> Input data:
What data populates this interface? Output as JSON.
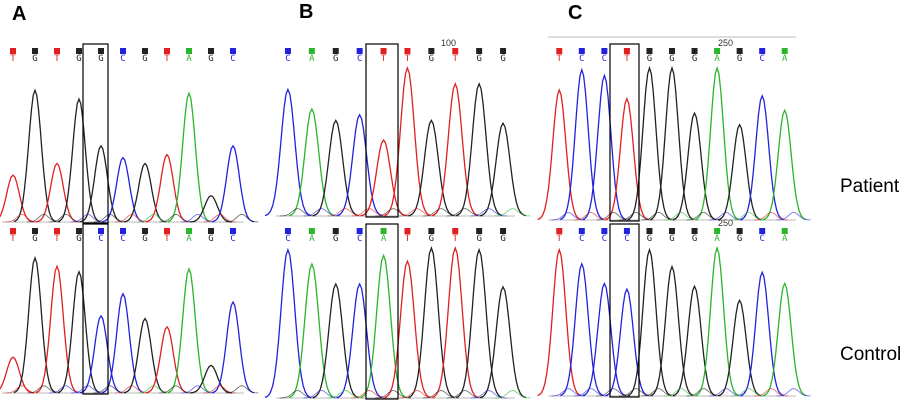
{
  "panels": [
    {
      "label": "A",
      "patient": {
        "bases": [
          "T",
          "G",
          "T",
          "G",
          "G",
          "C",
          "G",
          "T",
          "A",
          "G",
          "C"
        ],
        "highlight": 4,
        "position_label": ""
      },
      "control": {
        "bases": [
          "T",
          "G",
          "T",
          "G",
          "C",
          "C",
          "G",
          "T",
          "A",
          "G",
          "C"
        ],
        "highlight": 4,
        "position_label": ""
      }
    },
    {
      "label": "B",
      "patient": {
        "bases": [
          "C",
          "A",
          "G",
          "C",
          "T",
          "T",
          "G",
          "T",
          "G",
          "G"
        ],
        "highlight": 4,
        "position_label": "100"
      },
      "control": {
        "bases": [
          "C",
          "A",
          "G",
          "C",
          "A",
          "T",
          "G",
          "T",
          "G",
          "G"
        ],
        "highlight": 4,
        "position_label": ""
      }
    },
    {
      "label": "C",
      "patient": {
        "bases": [
          "T",
          "C",
          "C",
          "T",
          "G",
          "G",
          "G",
          "A",
          "G",
          "C",
          "A"
        ],
        "highlight": 3,
        "position_label": "250"
      },
      "control": {
        "bases": [
          "T",
          "C",
          "C",
          "C",
          "G",
          "G",
          "G",
          "A",
          "G",
          "C",
          "A"
        ],
        "highlight": 3,
        "position_label": "250"
      }
    }
  ],
  "row_labels": {
    "patient": "Patient",
    "control": "Control"
  },
  "base_colors": {
    "A": "#2ab52a",
    "C": "#2222dd",
    "G": "#222222",
    "T": "#e02020"
  }
}
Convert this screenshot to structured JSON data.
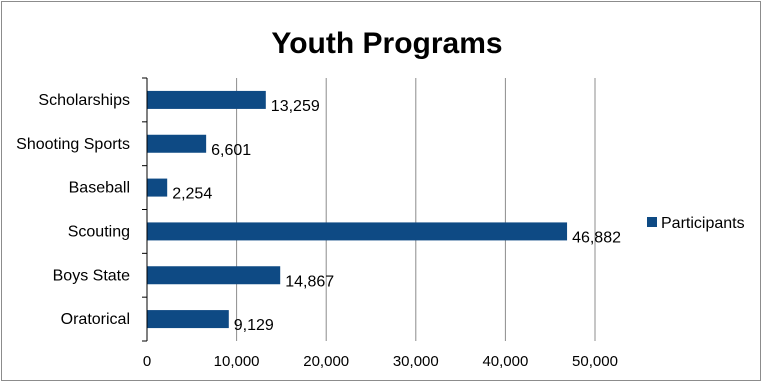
{
  "chart_data": {
    "type": "bar",
    "orientation": "horizontal",
    "title": "Youth Programs",
    "categories": [
      "Oratorical",
      "Boys State",
      "Scouting",
      "Baseball",
      "Shooting Sports",
      "Scholarships"
    ],
    "series": [
      {
        "name": "Participants",
        "values": [
          9129,
          14867,
          46882,
          2254,
          6601,
          13259
        ],
        "color": "#0e4a84"
      }
    ],
    "data_labels": [
      "9,129",
      "14,867",
      "46,882",
      "2,254",
      "6,601",
      "13,259"
    ],
    "xlim": [
      0,
      50000
    ],
    "x_ticks": [
      0,
      10000,
      20000,
      30000,
      40000,
      50000
    ],
    "x_tick_labels": [
      "0",
      "10,000",
      "20,000",
      "30,000",
      "40,000",
      "50,000"
    ],
    "xlabel": "",
    "ylabel": "",
    "grid": "vertical",
    "legend_position": "right"
  }
}
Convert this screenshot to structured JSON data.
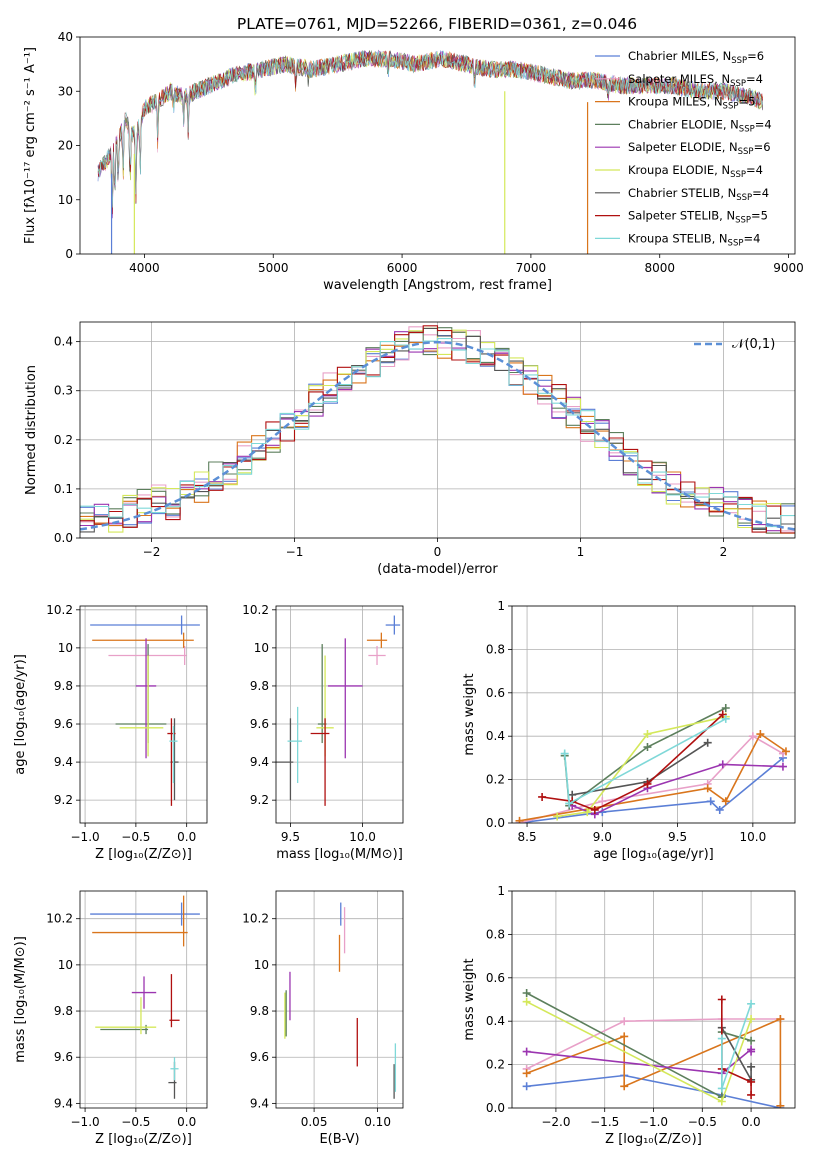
{
  "title": "PLATE=0761, MJD=52266, FIBERID=0361, z=0.046",
  "series": [
    {
      "name": "Chabrier MILES",
      "nssp": 6,
      "color": "#5b7fd6"
    },
    {
      "name": "Salpeter MILES",
      "nssp": 4,
      "color": "#e8a0c8"
    },
    {
      "name": "Kroupa MILES",
      "nssp": 5,
      "color": "#d9751c"
    },
    {
      "name": "Chabrier ELODIE",
      "nssp": 4,
      "color": "#5c7f5c"
    },
    {
      "name": "Salpeter ELODIE",
      "nssp": 6,
      "color": "#9b35b0"
    },
    {
      "name": "Kroupa ELODIE",
      "nssp": 4,
      "color": "#d4e85a"
    },
    {
      "name": "Chabrier STELIB",
      "nssp": 4,
      "color": "#555555"
    },
    {
      "name": "Salpeter STELIB",
      "nssp": 5,
      "color": "#b01010"
    },
    {
      "name": "Kroupa STELIB",
      "nssp": 4,
      "color": "#7fd8d8"
    }
  ],
  "chart_data": [
    {
      "type": "line",
      "xlabel": "wavelength [Angstrom, rest frame]",
      "ylabel": "Flux [fλ10⁻¹⁷ erg cm⁻² s⁻¹ A⁻¹]",
      "xlim": [
        3500,
        9050
      ],
      "ylim": [
        0,
        40
      ],
      "xticks": [
        4000,
        5000,
        6000,
        7000,
        8000,
        9000
      ],
      "yticks": [
        0,
        10,
        20,
        30,
        40
      ],
      "spectrum_x": [
        3640,
        3700,
        3750,
        3800,
        3850,
        3900,
        3950,
        4000,
        4100,
        4200,
        4300,
        4400,
        4500,
        4700,
        4900,
        5100,
        5300,
        5500,
        5700,
        5900,
        6100,
        6300,
        6500,
        6700,
        6900,
        7100,
        7300,
        7500,
        7700,
        7900,
        8100,
        8300,
        8500,
        8700,
        8800
      ],
      "spectrum_y": [
        15,
        17,
        19,
        21,
        25,
        22,
        23,
        27,
        28,
        30,
        29,
        30,
        31,
        33,
        34,
        35,
        34,
        35,
        36,
        36,
        35,
        36,
        35,
        34,
        34,
        33,
        32,
        32,
        31,
        31,
        31,
        30,
        30,
        29,
        28
      ]
    },
    {
      "type": "area",
      "xlabel": "(data-model)/error",
      "ylabel": "Normed distribution",
      "xlim": [
        -2.5,
        2.5
      ],
      "ylim": [
        0,
        0.44
      ],
      "xticks": [
        -2,
        -1,
        0,
        1,
        2
      ],
      "xticklabels": [
        "−2",
        "−1",
        "0",
        "1",
        "2"
      ],
      "yticks": [
        0.0,
        0.1,
        0.2,
        0.3,
        0.4
      ],
      "legend": "𝒩(0,1)",
      "reference": "gaussian"
    },
    {
      "type": "scatter",
      "xlabel": "Z [log₁₀(Z/Z⊙)]",
      "ylabel": "age  [log₁₀(age/yr)]",
      "xlim": [
        -1.05,
        0.2
      ],
      "ylim": [
        9.08,
        10.22
      ],
      "xticks": [
        -1.0,
        -0.5,
        0.0
      ],
      "xticklabels": [
        "−1.0",
        "−0.5",
        "0.0"
      ],
      "yticks": [
        9.2,
        9.4,
        9.6,
        9.8,
        10.0,
        10.2
      ],
      "points": [
        {
          "s": 0,
          "x": -0.05,
          "y": 10.12,
          "xerr": [
            0.9,
            0.18
          ],
          "yerr": [
            0.05,
            0.05
          ]
        },
        {
          "s": 1,
          "x": -0.02,
          "y": 9.96,
          "xerr": [
            0.75,
            0.02
          ],
          "yerr": [
            0.05,
            0.05
          ]
        },
        {
          "s": 2,
          "x": -0.03,
          "y": 10.04,
          "xerr": [
            0.9,
            0.1
          ],
          "yerr": [
            0.04,
            0.04
          ]
        },
        {
          "s": 3,
          "x": -0.38,
          "y": 9.6,
          "xerr": [
            0.32,
            0.18
          ],
          "yerr": [
            0.1,
            0.42
          ]
        },
        {
          "s": 4,
          "x": -0.4,
          "y": 9.8,
          "xerr": [
            0.1,
            0.1
          ],
          "yerr": [
            0.38,
            0.25
          ]
        },
        {
          "s": 5,
          "x": -0.38,
          "y": 9.58,
          "xerr": [
            0.28,
            0.15
          ],
          "yerr": [
            0.15,
            0.38
          ]
        },
        {
          "s": 6,
          "x": -0.12,
          "y": 9.4,
          "xerr": [
            0.04,
            0.04
          ],
          "yerr": [
            0.2,
            0.23
          ]
        },
        {
          "s": 7,
          "x": -0.15,
          "y": 9.55,
          "xerr": [
            0.04,
            0.04
          ],
          "yerr": [
            0.38,
            0.08
          ]
        },
        {
          "s": 8,
          "x": -0.13,
          "y": 9.51,
          "xerr": [
            0.04,
            0.04
          ],
          "yerr": [
            0.22,
            0.08
          ]
        }
      ]
    },
    {
      "type": "scatter",
      "xlabel": "mass [log₁₀(M/M⊙)]",
      "ylabel": "",
      "xlim": [
        9.4,
        10.28
      ],
      "ylim": [
        9.08,
        10.22
      ],
      "xticks": [
        9.5,
        10.0
      ],
      "xticklabels": [
        "9.5",
        "10.0"
      ],
      "yticks": [
        9.2,
        9.4,
        9.6,
        9.8,
        10.0,
        10.2
      ],
      "points": [
        {
          "s": 0,
          "x": 10.22,
          "y": 10.12,
          "xerr": [
            0.06,
            0.04
          ],
          "yerr": [
            0.05,
            0.05
          ]
        },
        {
          "s": 1,
          "x": 10.1,
          "y": 9.96,
          "xerr": [
            0.06,
            0.06
          ],
          "yerr": [
            0.05,
            0.05
          ]
        },
        {
          "s": 2,
          "x": 10.13,
          "y": 10.04,
          "xerr": [
            0.1,
            0.04
          ],
          "yerr": [
            0.04,
            0.04
          ]
        },
        {
          "s": 3,
          "x": 9.72,
          "y": 9.6,
          "xerr": [
            0.03,
            0.03
          ],
          "yerr": [
            0.1,
            0.42
          ]
        },
        {
          "s": 4,
          "x": 9.88,
          "y": 9.8,
          "xerr": [
            0.12,
            0.12
          ],
          "yerr": [
            0.38,
            0.25
          ]
        },
        {
          "s": 5,
          "x": 9.74,
          "y": 9.58,
          "xerr": [
            0.06,
            0.06
          ],
          "yerr": [
            0.15,
            0.38
          ]
        },
        {
          "s": 6,
          "x": 9.5,
          "y": 9.4,
          "xerr": [
            0.1,
            0.02
          ],
          "yerr": [
            0.2,
            0.23
          ]
        },
        {
          "s": 7,
          "x": 9.74,
          "y": 9.55,
          "xerr": [
            0.1,
            0.03
          ],
          "yerr": [
            0.38,
            0.08
          ]
        },
        {
          "s": 8,
          "x": 9.55,
          "y": 9.51,
          "xerr": [
            0.07,
            0.03
          ],
          "yerr": [
            0.22,
            0.18
          ]
        }
      ]
    },
    {
      "type": "line",
      "xlabel": "age  [log₁₀(age/yr)]",
      "ylabel": "mass weight",
      "xlim": [
        8.4,
        10.28
      ],
      "ylim": [
        0.0,
        1.0
      ],
      "xticks": [
        8.5,
        9.0,
        9.5,
        10.0
      ],
      "xticklabels": [
        "8.5",
        "9.0",
        "9.5",
        "10.0"
      ],
      "yticks": [
        0.0,
        0.2,
        0.4,
        0.6,
        0.8,
        1.0
      ],
      "lines": [
        {
          "s": 0,
          "x": [
            8.45,
            9.0,
            9.72,
            9.78,
            10.2
          ],
          "y": [
            0.0,
            0.05,
            0.1,
            0.06,
            0.3
          ]
        },
        {
          "s": 1,
          "x": [
            8.45,
            9.0,
            9.7,
            10.0,
            10.2
          ],
          "y": [
            0.0,
            0.1,
            0.18,
            0.4,
            0.32
          ]
        },
        {
          "s": 2,
          "x": [
            8.45,
            9.7,
            9.82,
            10.05,
            10.22
          ],
          "y": [
            0.01,
            0.16,
            0.1,
            0.41,
            0.33
          ]
        },
        {
          "s": 3,
          "x": [
            8.75,
            8.78,
            9.3,
            9.82
          ],
          "y": [
            0.31,
            0.08,
            0.35,
            0.53
          ]
        },
        {
          "s": 4,
          "x": [
            8.8,
            8.95,
            9.3,
            9.8,
            10.2
          ],
          "y": [
            0.08,
            0.04,
            0.16,
            0.27,
            0.26
          ]
        },
        {
          "s": 5,
          "x": [
            8.7,
            8.9,
            9.3,
            9.82
          ],
          "y": [
            0.03,
            0.05,
            0.41,
            0.49
          ]
        },
        {
          "s": 6,
          "x": [
            8.8,
            9.3,
            9.7
          ],
          "y": [
            0.13,
            0.19,
            0.37
          ]
        },
        {
          "s": 7,
          "x": [
            8.6,
            8.8,
            8.95,
            9.3,
            9.8
          ],
          "y": [
            0.12,
            0.1,
            0.06,
            0.18,
            0.5
          ]
        },
        {
          "s": 8,
          "x": [
            8.75,
            8.78,
            9.82
          ],
          "y": [
            0.32,
            0.09,
            0.48
          ]
        }
      ]
    },
    {
      "type": "scatter",
      "xlabel": "Z [log₁₀(Z/Z⊙)]",
      "ylabel": "mass [log₁₀(M/M⊙)]",
      "xlim": [
        -1.05,
        0.2
      ],
      "ylim": [
        9.38,
        10.32
      ],
      "xticks": [
        -1.0,
        -0.5,
        0.0
      ],
      "xticklabels": [
        "−1.0",
        "−0.5",
        "0.0"
      ],
      "yticks": [
        9.4,
        9.6,
        9.8,
        10.0,
        10.2
      ],
      "points": [
        {
          "s": 0,
          "x": -0.05,
          "y": 10.22,
          "xerr": [
            0.9,
            0.18
          ],
          "yerr": [
            0.05,
            0.05
          ]
        },
        {
          "s": 2,
          "x": -0.03,
          "y": 10.14,
          "xerr": [
            0.9,
            0.04
          ],
          "yerr": [
            0.06,
            0.16
          ]
        },
        {
          "s": 3,
          "x": -0.4,
          "y": 9.72,
          "xerr": [
            0.45,
            0.02
          ],
          "yerr": [
            0.02,
            0.02
          ]
        },
        {
          "s": 4,
          "x": -0.42,
          "y": 9.88,
          "xerr": [
            0.12,
            0.12
          ],
          "yerr": [
            0.07,
            0.07
          ]
        },
        {
          "s": 5,
          "x": -0.45,
          "y": 9.73,
          "xerr": [
            0.45,
            0.15
          ],
          "yerr": [
            0.03,
            0.13
          ]
        },
        {
          "s": 6,
          "x": -0.12,
          "y": 9.49,
          "xerr": [
            0.06,
            0.02
          ],
          "yerr": [
            0.07,
            0.09
          ]
        },
        {
          "s": 7,
          "x": -0.15,
          "y": 9.76,
          "xerr": [
            0.02,
            0.08
          ],
          "yerr": [
            0.03,
            0.2
          ]
        },
        {
          "s": 8,
          "x": -0.12,
          "y": 9.55,
          "xerr": [
            0.04,
            0.04
          ],
          "yerr": [
            0.05,
            0.05
          ]
        }
      ]
    },
    {
      "type": "scatter",
      "xlabel": "E(B-V)",
      "ylabel": "",
      "xlim": [
        0.02,
        0.12
      ],
      "ylim": [
        9.38,
        10.32
      ],
      "xticks": [
        0.05,
        0.1
      ],
      "xticklabels": [
        "0.05",
        "0.10"
      ],
      "yticks": [
        9.4,
        9.6,
        9.8,
        10.0,
        10.2
      ],
      "vlines": [
        {
          "s": 0,
          "x": 0.071,
          "y0": 10.17,
          "y1": 10.27
        },
        {
          "s": 1,
          "x": 0.074,
          "y0": 10.05,
          "y1": 10.25
        },
        {
          "s": 2,
          "x": 0.07,
          "y0": 9.97,
          "y1": 10.13
        },
        {
          "s": 3,
          "x": 0.028,
          "y0": 9.69,
          "y1": 9.89
        },
        {
          "s": 4,
          "x": 0.031,
          "y0": 9.76,
          "y1": 9.97
        },
        {
          "s": 5,
          "x": 0.027,
          "y0": 9.68,
          "y1": 9.88
        },
        {
          "s": 6,
          "x": 0.113,
          "y0": 9.42,
          "y1": 9.57
        },
        {
          "s": 7,
          "x": 0.084,
          "y0": 9.56,
          "y1": 9.77
        },
        {
          "s": 8,
          "x": 0.114,
          "y0": 9.45,
          "y1": 9.66
        }
      ]
    },
    {
      "type": "line",
      "xlabel": "Z [log₁₀(Z/Z⊙)]",
      "ylabel": "mass weight",
      "xlim": [
        -2.45,
        0.45
      ],
      "ylim": [
        0.0,
        1.0
      ],
      "xticks": [
        -2.0,
        -1.5,
        -1.0,
        -0.5,
        0.0
      ],
      "xticklabels": [
        "−2.0",
        "−1.5",
        "−1.0",
        "−0.5",
        "0.0"
      ],
      "yticks": [
        0.0,
        0.2,
        0.4,
        0.6,
        0.8,
        1.0
      ],
      "lines": [
        {
          "s": 0,
          "x": [
            -2.3,
            -1.3,
            -0.3,
            0.3
          ],
          "y": [
            0.1,
            0.15,
            0.06,
            0.0
          ]
        },
        {
          "s": 1,
          "x": [
            -2.3,
            -1.3,
            -0.3,
            0.3
          ],
          "y": [
            0.18,
            0.4,
            0.41,
            0.41
          ]
        },
        {
          "s": 2,
          "x": [
            -2.3,
            -1.3,
            -1.3,
            0.3,
            0.3
          ],
          "y": [
            0.16,
            0.33,
            0.1,
            0.41,
            0.01
          ]
        },
        {
          "s": 3,
          "x": [
            -2.3,
            -0.3,
            -0.3,
            0.0
          ],
          "y": [
            0.53,
            0.05,
            0.35,
            0.31
          ]
        },
        {
          "s": 4,
          "x": [
            -2.3,
            -0.3,
            0.0,
            0.0
          ],
          "y": [
            0.26,
            0.16,
            0.27,
            0.26
          ]
        },
        {
          "s": 5,
          "x": [
            -2.3,
            -0.3,
            0.0
          ],
          "y": [
            0.49,
            0.03,
            0.41
          ]
        },
        {
          "s": 6,
          "x": [
            -0.3,
            0.0,
            0.0
          ],
          "y": [
            0.37,
            0.13,
            0.19
          ]
        },
        {
          "s": 7,
          "x": [
            -0.3,
            -0.3,
            0.0,
            0.0
          ],
          "y": [
            0.5,
            0.18,
            0.12,
            0.06
          ]
        },
        {
          "s": 8,
          "x": [
            -0.3,
            -0.3,
            0.0
          ],
          "y": [
            0.32,
            0.09,
            0.48
          ]
        }
      ]
    }
  ]
}
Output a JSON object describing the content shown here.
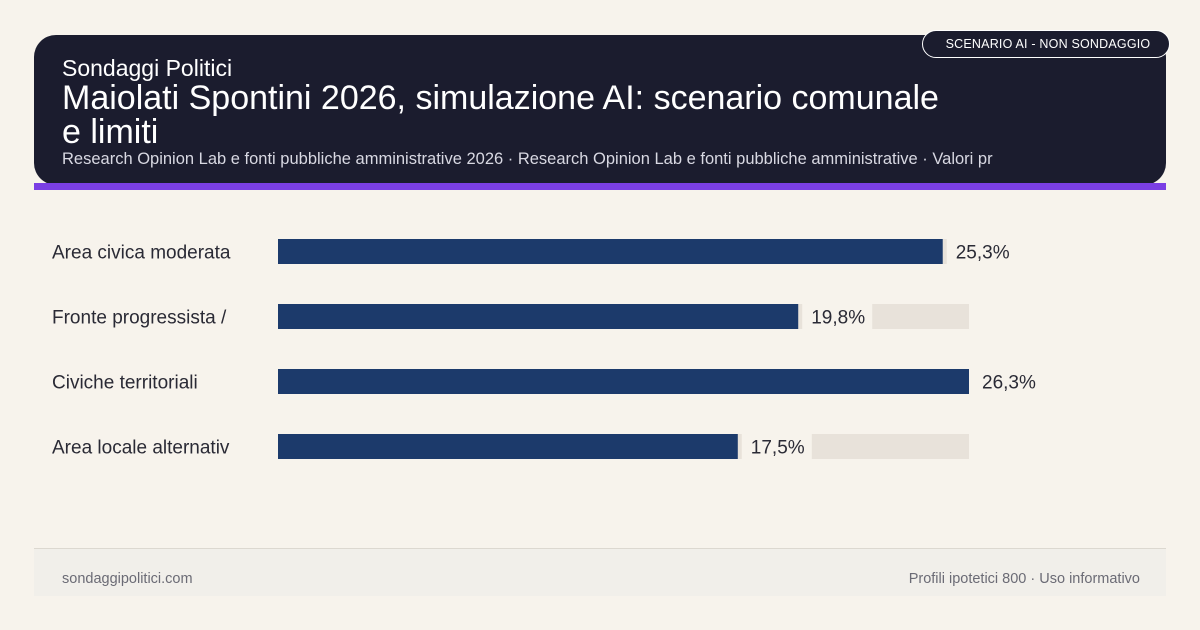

> Your instructions: Scan the lines for the string "mass". Pick out every line that has it.

> Expected output:
      "xlabel": "mass [log₁₀(M/M⊙)]",
      "ylabel": "mass weight",
      "ylabel": "mass [log₁₀(M/M⊙)]",
      "ylabel": "mass weight",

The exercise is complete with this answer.